— begin —

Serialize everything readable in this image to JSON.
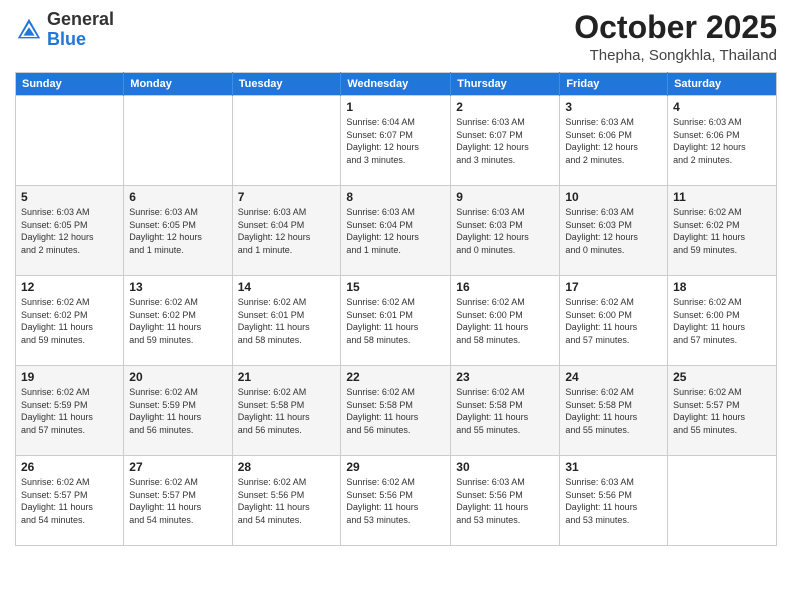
{
  "header": {
    "logo": {
      "general": "General",
      "blue": "Blue"
    },
    "month": "October 2025",
    "location": "Thepha, Songkhla, Thailand"
  },
  "weekdays": [
    "Sunday",
    "Monday",
    "Tuesday",
    "Wednesday",
    "Thursday",
    "Friday",
    "Saturday"
  ],
  "weeks": [
    [
      {
        "day": "",
        "info": ""
      },
      {
        "day": "",
        "info": ""
      },
      {
        "day": "",
        "info": ""
      },
      {
        "day": "1",
        "info": "Sunrise: 6:04 AM\nSunset: 6:07 PM\nDaylight: 12 hours\nand 3 minutes."
      },
      {
        "day": "2",
        "info": "Sunrise: 6:03 AM\nSunset: 6:07 PM\nDaylight: 12 hours\nand 3 minutes."
      },
      {
        "day": "3",
        "info": "Sunrise: 6:03 AM\nSunset: 6:06 PM\nDaylight: 12 hours\nand 2 minutes."
      },
      {
        "day": "4",
        "info": "Sunrise: 6:03 AM\nSunset: 6:06 PM\nDaylight: 12 hours\nand 2 minutes."
      }
    ],
    [
      {
        "day": "5",
        "info": "Sunrise: 6:03 AM\nSunset: 6:05 PM\nDaylight: 12 hours\nand 2 minutes."
      },
      {
        "day": "6",
        "info": "Sunrise: 6:03 AM\nSunset: 6:05 PM\nDaylight: 12 hours\nand 1 minute."
      },
      {
        "day": "7",
        "info": "Sunrise: 6:03 AM\nSunset: 6:04 PM\nDaylight: 12 hours\nand 1 minute."
      },
      {
        "day": "8",
        "info": "Sunrise: 6:03 AM\nSunset: 6:04 PM\nDaylight: 12 hours\nand 1 minute."
      },
      {
        "day": "9",
        "info": "Sunrise: 6:03 AM\nSunset: 6:03 PM\nDaylight: 12 hours\nand 0 minutes."
      },
      {
        "day": "10",
        "info": "Sunrise: 6:03 AM\nSunset: 6:03 PM\nDaylight: 12 hours\nand 0 minutes."
      },
      {
        "day": "11",
        "info": "Sunrise: 6:02 AM\nSunset: 6:02 PM\nDaylight: 11 hours\nand 59 minutes."
      }
    ],
    [
      {
        "day": "12",
        "info": "Sunrise: 6:02 AM\nSunset: 6:02 PM\nDaylight: 11 hours\nand 59 minutes."
      },
      {
        "day": "13",
        "info": "Sunrise: 6:02 AM\nSunset: 6:02 PM\nDaylight: 11 hours\nand 59 minutes."
      },
      {
        "day": "14",
        "info": "Sunrise: 6:02 AM\nSunset: 6:01 PM\nDaylight: 11 hours\nand 58 minutes."
      },
      {
        "day": "15",
        "info": "Sunrise: 6:02 AM\nSunset: 6:01 PM\nDaylight: 11 hours\nand 58 minutes."
      },
      {
        "day": "16",
        "info": "Sunrise: 6:02 AM\nSunset: 6:00 PM\nDaylight: 11 hours\nand 58 minutes."
      },
      {
        "day": "17",
        "info": "Sunrise: 6:02 AM\nSunset: 6:00 PM\nDaylight: 11 hours\nand 57 minutes."
      },
      {
        "day": "18",
        "info": "Sunrise: 6:02 AM\nSunset: 6:00 PM\nDaylight: 11 hours\nand 57 minutes."
      }
    ],
    [
      {
        "day": "19",
        "info": "Sunrise: 6:02 AM\nSunset: 5:59 PM\nDaylight: 11 hours\nand 57 minutes."
      },
      {
        "day": "20",
        "info": "Sunrise: 6:02 AM\nSunset: 5:59 PM\nDaylight: 11 hours\nand 56 minutes."
      },
      {
        "day": "21",
        "info": "Sunrise: 6:02 AM\nSunset: 5:58 PM\nDaylight: 11 hours\nand 56 minutes."
      },
      {
        "day": "22",
        "info": "Sunrise: 6:02 AM\nSunset: 5:58 PM\nDaylight: 11 hours\nand 56 minutes."
      },
      {
        "day": "23",
        "info": "Sunrise: 6:02 AM\nSunset: 5:58 PM\nDaylight: 11 hours\nand 55 minutes."
      },
      {
        "day": "24",
        "info": "Sunrise: 6:02 AM\nSunset: 5:58 PM\nDaylight: 11 hours\nand 55 minutes."
      },
      {
        "day": "25",
        "info": "Sunrise: 6:02 AM\nSunset: 5:57 PM\nDaylight: 11 hours\nand 55 minutes."
      }
    ],
    [
      {
        "day": "26",
        "info": "Sunrise: 6:02 AM\nSunset: 5:57 PM\nDaylight: 11 hours\nand 54 minutes."
      },
      {
        "day": "27",
        "info": "Sunrise: 6:02 AM\nSunset: 5:57 PM\nDaylight: 11 hours\nand 54 minutes."
      },
      {
        "day": "28",
        "info": "Sunrise: 6:02 AM\nSunset: 5:56 PM\nDaylight: 11 hours\nand 54 minutes."
      },
      {
        "day": "29",
        "info": "Sunrise: 6:02 AM\nSunset: 5:56 PM\nDaylight: 11 hours\nand 53 minutes."
      },
      {
        "day": "30",
        "info": "Sunrise: 6:03 AM\nSunset: 5:56 PM\nDaylight: 11 hours\nand 53 minutes."
      },
      {
        "day": "31",
        "info": "Sunrise: 6:03 AM\nSunset: 5:56 PM\nDaylight: 11 hours\nand 53 minutes."
      },
      {
        "day": "",
        "info": ""
      }
    ]
  ]
}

— end —

Required work: Set down the complete material exactly, but do not include the images.

Written response:
Serialize everything readable in this image to JSON.
{
  "header": {
    "logo": {
      "general": "General",
      "blue": "Blue"
    },
    "month": "October 2025",
    "location": "Thepha, Songkhla, Thailand"
  },
  "weekdays": [
    "Sunday",
    "Monday",
    "Tuesday",
    "Wednesday",
    "Thursday",
    "Friday",
    "Saturday"
  ],
  "weeks": [
    [
      {
        "day": "",
        "info": ""
      },
      {
        "day": "",
        "info": ""
      },
      {
        "day": "",
        "info": ""
      },
      {
        "day": "1",
        "info": "Sunrise: 6:04 AM\nSunset: 6:07 PM\nDaylight: 12 hours\nand 3 minutes."
      },
      {
        "day": "2",
        "info": "Sunrise: 6:03 AM\nSunset: 6:07 PM\nDaylight: 12 hours\nand 3 minutes."
      },
      {
        "day": "3",
        "info": "Sunrise: 6:03 AM\nSunset: 6:06 PM\nDaylight: 12 hours\nand 2 minutes."
      },
      {
        "day": "4",
        "info": "Sunrise: 6:03 AM\nSunset: 6:06 PM\nDaylight: 12 hours\nand 2 minutes."
      }
    ],
    [
      {
        "day": "5",
        "info": "Sunrise: 6:03 AM\nSunset: 6:05 PM\nDaylight: 12 hours\nand 2 minutes."
      },
      {
        "day": "6",
        "info": "Sunrise: 6:03 AM\nSunset: 6:05 PM\nDaylight: 12 hours\nand 1 minute."
      },
      {
        "day": "7",
        "info": "Sunrise: 6:03 AM\nSunset: 6:04 PM\nDaylight: 12 hours\nand 1 minute."
      },
      {
        "day": "8",
        "info": "Sunrise: 6:03 AM\nSunset: 6:04 PM\nDaylight: 12 hours\nand 1 minute."
      },
      {
        "day": "9",
        "info": "Sunrise: 6:03 AM\nSunset: 6:03 PM\nDaylight: 12 hours\nand 0 minutes."
      },
      {
        "day": "10",
        "info": "Sunrise: 6:03 AM\nSunset: 6:03 PM\nDaylight: 12 hours\nand 0 minutes."
      },
      {
        "day": "11",
        "info": "Sunrise: 6:02 AM\nSunset: 6:02 PM\nDaylight: 11 hours\nand 59 minutes."
      }
    ],
    [
      {
        "day": "12",
        "info": "Sunrise: 6:02 AM\nSunset: 6:02 PM\nDaylight: 11 hours\nand 59 minutes."
      },
      {
        "day": "13",
        "info": "Sunrise: 6:02 AM\nSunset: 6:02 PM\nDaylight: 11 hours\nand 59 minutes."
      },
      {
        "day": "14",
        "info": "Sunrise: 6:02 AM\nSunset: 6:01 PM\nDaylight: 11 hours\nand 58 minutes."
      },
      {
        "day": "15",
        "info": "Sunrise: 6:02 AM\nSunset: 6:01 PM\nDaylight: 11 hours\nand 58 minutes."
      },
      {
        "day": "16",
        "info": "Sunrise: 6:02 AM\nSunset: 6:00 PM\nDaylight: 11 hours\nand 58 minutes."
      },
      {
        "day": "17",
        "info": "Sunrise: 6:02 AM\nSunset: 6:00 PM\nDaylight: 11 hours\nand 57 minutes."
      },
      {
        "day": "18",
        "info": "Sunrise: 6:02 AM\nSunset: 6:00 PM\nDaylight: 11 hours\nand 57 minutes."
      }
    ],
    [
      {
        "day": "19",
        "info": "Sunrise: 6:02 AM\nSunset: 5:59 PM\nDaylight: 11 hours\nand 57 minutes."
      },
      {
        "day": "20",
        "info": "Sunrise: 6:02 AM\nSunset: 5:59 PM\nDaylight: 11 hours\nand 56 minutes."
      },
      {
        "day": "21",
        "info": "Sunrise: 6:02 AM\nSunset: 5:58 PM\nDaylight: 11 hours\nand 56 minutes."
      },
      {
        "day": "22",
        "info": "Sunrise: 6:02 AM\nSunset: 5:58 PM\nDaylight: 11 hours\nand 56 minutes."
      },
      {
        "day": "23",
        "info": "Sunrise: 6:02 AM\nSunset: 5:58 PM\nDaylight: 11 hours\nand 55 minutes."
      },
      {
        "day": "24",
        "info": "Sunrise: 6:02 AM\nSunset: 5:58 PM\nDaylight: 11 hours\nand 55 minutes."
      },
      {
        "day": "25",
        "info": "Sunrise: 6:02 AM\nSunset: 5:57 PM\nDaylight: 11 hours\nand 55 minutes."
      }
    ],
    [
      {
        "day": "26",
        "info": "Sunrise: 6:02 AM\nSunset: 5:57 PM\nDaylight: 11 hours\nand 54 minutes."
      },
      {
        "day": "27",
        "info": "Sunrise: 6:02 AM\nSunset: 5:57 PM\nDaylight: 11 hours\nand 54 minutes."
      },
      {
        "day": "28",
        "info": "Sunrise: 6:02 AM\nSunset: 5:56 PM\nDaylight: 11 hours\nand 54 minutes."
      },
      {
        "day": "29",
        "info": "Sunrise: 6:02 AM\nSunset: 5:56 PM\nDaylight: 11 hours\nand 53 minutes."
      },
      {
        "day": "30",
        "info": "Sunrise: 6:03 AM\nSunset: 5:56 PM\nDaylight: 11 hours\nand 53 minutes."
      },
      {
        "day": "31",
        "info": "Sunrise: 6:03 AM\nSunset: 5:56 PM\nDaylight: 11 hours\nand 53 minutes."
      },
      {
        "day": "",
        "info": ""
      }
    ]
  ]
}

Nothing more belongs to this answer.